_Data section_
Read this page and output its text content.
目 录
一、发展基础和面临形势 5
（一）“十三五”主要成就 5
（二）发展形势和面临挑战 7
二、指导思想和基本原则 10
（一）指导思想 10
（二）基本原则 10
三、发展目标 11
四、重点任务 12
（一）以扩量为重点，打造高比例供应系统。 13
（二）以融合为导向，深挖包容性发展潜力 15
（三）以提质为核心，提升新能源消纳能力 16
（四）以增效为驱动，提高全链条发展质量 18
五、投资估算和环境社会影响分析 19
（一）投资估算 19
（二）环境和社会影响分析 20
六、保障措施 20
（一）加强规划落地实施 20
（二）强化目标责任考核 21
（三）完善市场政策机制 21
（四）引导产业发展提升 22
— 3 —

_Required work_
Nothing may be left out: return each entry exactly as it reads.

_Result of the exercise_
Read this page and output its text content.
目 录
一、发展基础和面临形势 5
（一）“十三五”主要成就 5
（二）发展形势和面临挑战 7
二、指导思想和基本原则 10
（一）指导思想 10
（二）基本原则 10
三、发展目标 11
四、重点任务 12
（一）以扩量为重点，打造高比例供应系统。 13
（二）以融合为导向，深挖包容性发展潜力 15
（三）以提质为核心，提升新能源消纳能力 16
（四）以增效为驱动，提高全链条发展质量 18
五、投资估算和环境社会影响分析 19
（一）投资估算 19
（二）环境和社会影响分析 20
六、保障措施 20
（一）加强规划落地实施 20
（二）强化目标责任考核 21
（三）完善市场政策机制 21
（四）引导产业发展提升 22
— 3 —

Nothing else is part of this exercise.